→ DIRECTIVE: List every line below containing "entró".

→ DATA SECTION:
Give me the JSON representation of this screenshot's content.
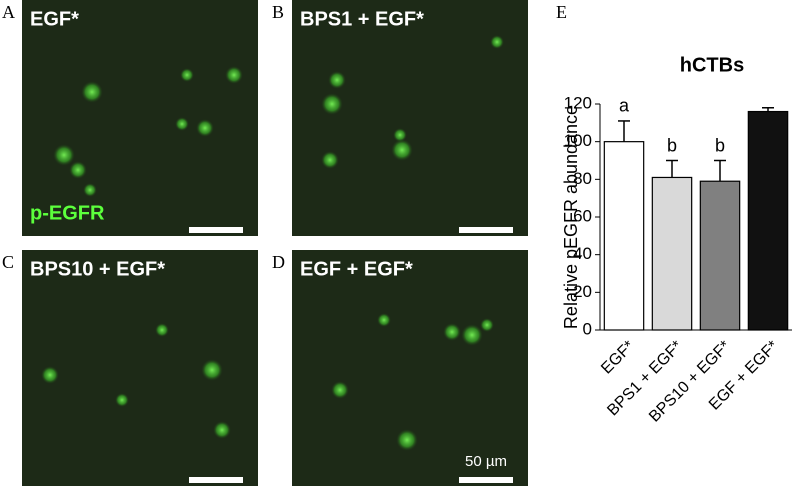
{
  "panels": [
    {
      "letter": "A",
      "label": "EGF*",
      "stain": "p-EGFR"
    },
    {
      "letter": "B",
      "label": "BPS1 + EGF*"
    },
    {
      "letter": "C",
      "label": "BPS10 + EGF*"
    },
    {
      "letter": "D",
      "label": "EGF + EGF*",
      "scale": "50 µm"
    }
  ],
  "chart_data": {
    "type": "bar",
    "letter": "E",
    "title": "hCTBs",
    "y_label": "Relative pEGFR abundance",
    "categories": [
      "EGF*",
      "BPS1 + EGF*",
      "BPS10 + EGF*",
      "EGF + EGF*"
    ],
    "values": [
      100,
      81,
      79,
      116
    ],
    "errors": [
      11,
      9,
      11,
      2
    ],
    "annotations": [
      "a",
      "b",
      "b"
    ],
    "colors": [
      "#ffffff",
      "#d9d9d9",
      "#808080",
      "#111111"
    ],
    "ylim": [
      0,
      120
    ],
    "yticks": [
      0,
      20,
      40,
      60,
      80,
      100,
      120
    ]
  }
}
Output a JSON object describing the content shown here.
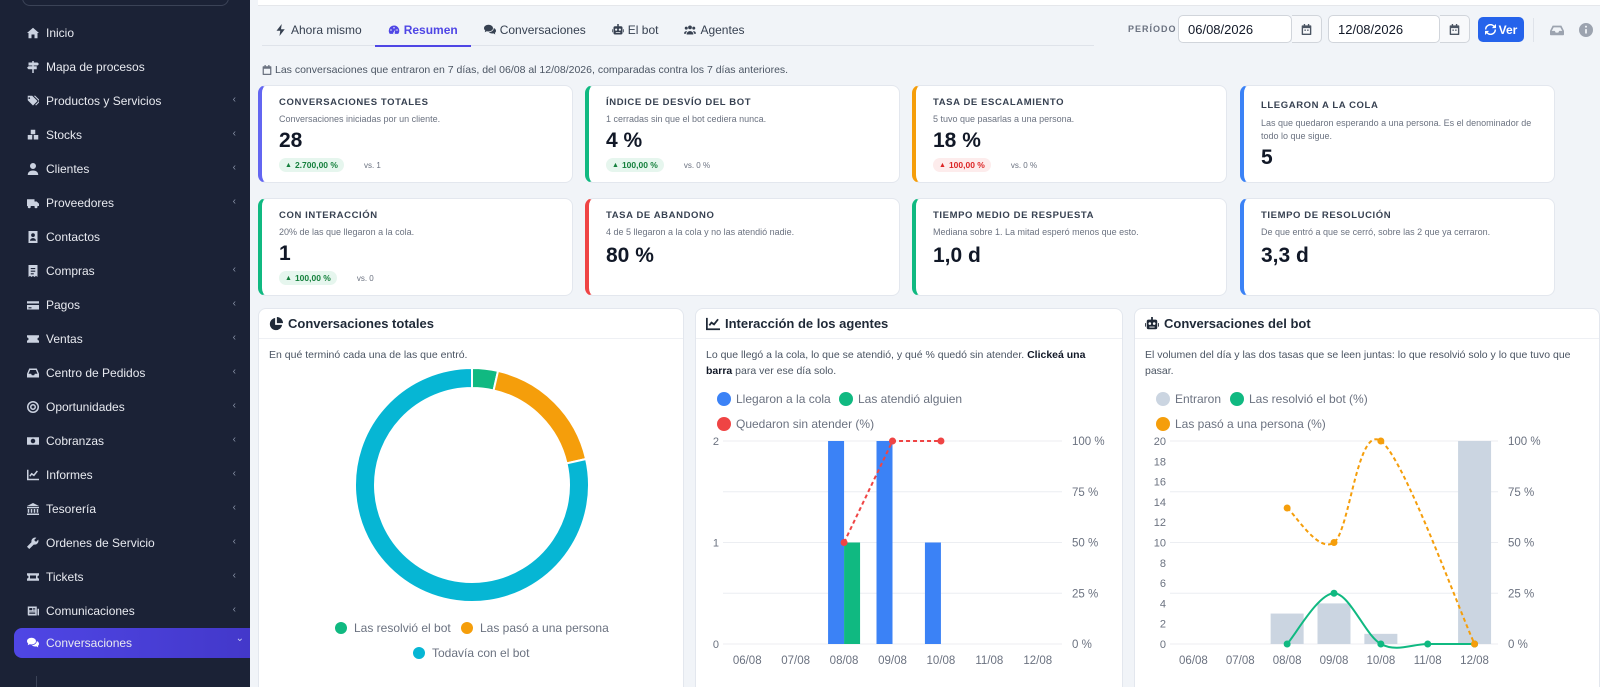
{
  "sidebar": {
    "items": [
      {
        "label": "Inicio",
        "icon": "home-icon",
        "chev": false
      },
      {
        "label": "Mapa de procesos",
        "icon": "signpost-icon",
        "chev": false
      },
      {
        "label": "Productos y Servicios",
        "icon": "tags-icon",
        "chev": true
      },
      {
        "label": "Stocks",
        "icon": "boxes-icon",
        "chev": true
      },
      {
        "label": "Clientes",
        "icon": "user-icon",
        "chev": true
      },
      {
        "label": "Proveedores",
        "icon": "truck-icon",
        "chev": true
      },
      {
        "label": "Contactos",
        "icon": "address-book-icon",
        "chev": false
      },
      {
        "label": "Compras",
        "icon": "receipt-icon",
        "chev": true
      },
      {
        "label": "Pagos",
        "icon": "credit-card-icon",
        "chev": true
      },
      {
        "label": "Ventas",
        "icon": "ticket-icon",
        "chev": true
      },
      {
        "label": "Centro de Pedidos",
        "icon": "inbox-icon",
        "chev": true
      },
      {
        "label": "Oportunidades",
        "icon": "target-icon",
        "chev": true
      },
      {
        "label": "Cobranzas",
        "icon": "money-icon",
        "chev": true
      },
      {
        "label": "Informes",
        "icon": "chart-line-icon",
        "chev": true
      },
      {
        "label": "Tesorería",
        "icon": "vault-icon",
        "chev": true
      },
      {
        "label": "Ordenes de Servicio",
        "icon": "wrench-icon",
        "chev": true
      },
      {
        "label": "Tickets",
        "icon": "ticket-alt-icon",
        "chev": true
      },
      {
        "label": "Comunicaciones",
        "icon": "newspaper-icon",
        "chev": true
      },
      {
        "label": "Conversaciones",
        "icon": "comments-icon",
        "chev": true,
        "active": true
      }
    ]
  },
  "tabs": [
    {
      "label": "Ahora mismo",
      "icon": "bolt-icon"
    },
    {
      "label": "Resumen",
      "icon": "gauge-icon",
      "active": true
    },
    {
      "label": "Conversaciones",
      "icon": "comments-icon"
    },
    {
      "label": "El bot",
      "icon": "robot-icon"
    },
    {
      "label": "Agentes",
      "icon": "users-icon"
    }
  ],
  "period": {
    "label": "PERÍODO",
    "from": "06/08/2026",
    "to": "12/08/2026",
    "button": "Ver"
  },
  "note": "Las conversaciones que entraron en 7 días, del 06/08 al 12/08/2026, comparadas contra los 7 días anteriores.",
  "kpis": [
    {
      "title": "CONVERSACIONES TOTALES",
      "sub": "Conversaciones iniciadas por un cliente.",
      "value": "28",
      "badge": "2.700,00 %",
      "badge_type": "up",
      "vs": "vs. 1",
      "color": "#6366f1"
    },
    {
      "title": "ÍNDICE DE DESVÍO DEL BOT",
      "sub": "1 cerradas sin que el bot cediera nunca.",
      "value": "4 %",
      "badge": "100,00 %",
      "badge_type": "up",
      "vs": "vs. 0 %",
      "color": "#10b981"
    },
    {
      "title": "TASA DE ESCALAMIENTO",
      "sub": "5 tuvo que pasarlas a una persona.",
      "value": "18 %",
      "badge": "100,00 %",
      "badge_type": "red",
      "vs": "vs. 0 %",
      "color": "#f59e0b"
    },
    {
      "title": "LLEGARON A LA COLA",
      "sub": "Las que quedaron esperando a una persona. Es el denominador de todo lo que sigue.",
      "value": "5",
      "badge": "",
      "vs": "",
      "color": "#3b82f6"
    },
    {
      "title": "CON INTERACCIÓN",
      "sub": "20% de las que llegaron a la cola.",
      "value": "1",
      "badge": "100,00 %",
      "badge_type": "up",
      "vs": "vs. 0",
      "color": "#10b981"
    },
    {
      "title": "TASA DE ABANDONO",
      "sub": "4 de 5 llegaron a la cola y no las atendió nadie.",
      "value": "80 %",
      "badge": "",
      "vs": "",
      "color": "#ef4444"
    },
    {
      "title": "TIEMPO MEDIO DE RESPUESTA",
      "sub": "Mediana sobre 1. La mitad esperó menos que esto.",
      "value": "1,0 d",
      "badge": "",
      "vs": "",
      "color": "#10b981"
    },
    {
      "title": "TIEMPO DE RESOLUCIÓN",
      "sub": "De que entró a que se cerró, sobre las 2 que ya cerraron.",
      "value": "3,3 d",
      "badge": "",
      "vs": "",
      "color": "#3b82f6"
    }
  ],
  "cards": {
    "c1": {
      "title": "Conversaciones totales",
      "desc": "En qué terminó cada una de las que entró."
    },
    "c2": {
      "title": "Interacción de los agentes",
      "desc_a": "Lo que llegó a la cola, lo que se atendió, y qué % quedó sin atender. ",
      "desc_b": "Clickeá una barra",
      "desc_c": " para ver ese día solo."
    },
    "c3": {
      "title": "Conversaciones del bot",
      "desc": "El volumen del día y las dos tasas que se leen juntas: lo que resolvió solo y lo que tuvo que pasar."
    }
  },
  "chart_data": [
    {
      "type": "pie",
      "title": "Conversaciones totales",
      "categories": [
        "Las resolvió el bot",
        "Las pasó a una persona",
        "Todavía con el bot"
      ],
      "values": [
        1,
        5,
        22
      ],
      "colors": [
        "#10b981",
        "#f59e0b",
        "#06b6d4"
      ],
      "legend": "bottom"
    },
    {
      "type": "bar",
      "title": "Interacción de los agentes",
      "categories": [
        "06/08",
        "07/08",
        "08/08",
        "09/08",
        "10/08",
        "11/08",
        "12/08"
      ],
      "series": [
        {
          "name": "Llegaron a la cola",
          "values": [
            0,
            0,
            2,
            2,
            1,
            0,
            0
          ],
          "color": "#3b82f6"
        },
        {
          "name": "Las atendió alguien",
          "values": [
            0,
            0,
            1,
            0,
            0,
            0,
            0
          ],
          "color": "#10b981"
        },
        {
          "name": "Quedaron sin atender (%)",
          "values": [
            null,
            null,
            50,
            100,
            100,
            null,
            null
          ],
          "color": "#ef4444",
          "type": "line",
          "axis": "right"
        }
      ],
      "ylim": [
        0,
        2
      ],
      "yticks": [
        "0",
        "1",
        "2"
      ],
      "y2ticks": [
        "0 %",
        "25 %",
        "50 %",
        "75 %",
        "100 %"
      ],
      "legend": "top-left"
    },
    {
      "type": "bar",
      "title": "Conversaciones del bot",
      "categories": [
        "06/08",
        "07/08",
        "08/08",
        "09/08",
        "10/08",
        "11/08",
        "12/08"
      ],
      "series": [
        {
          "name": "Entraron",
          "values": [
            0,
            0,
            3,
            4,
            1,
            0,
            20
          ],
          "color": "#cbd5e1"
        },
        {
          "name": "Las resolvió el bot (%)",
          "values": [
            null,
            null,
            0,
            25,
            0,
            0,
            0
          ],
          "color": "#10b981",
          "type": "line",
          "axis": "right"
        },
        {
          "name": "Las pasó a una persona (%)",
          "values": [
            null,
            null,
            67,
            50,
            100,
            null,
            0
          ],
          "color": "#f59e0b",
          "type": "line",
          "axis": "right"
        }
      ],
      "ylim": [
        0,
        20
      ],
      "yticks": [
        "0",
        "2",
        "4",
        "6",
        "8",
        "10",
        "12",
        "14",
        "16",
        "18",
        "20"
      ],
      "y2ticks": [
        "0 %",
        "25 %",
        "50 %",
        "75 %",
        "100 %"
      ],
      "legend": "top-left"
    }
  ]
}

→ OUTPUT OF THE EXERCISE:
      "sub": "De que entró a que se cerró, sobre las 2 que ya cerraron.",
      "desc": "En qué terminó cada una de las que entró."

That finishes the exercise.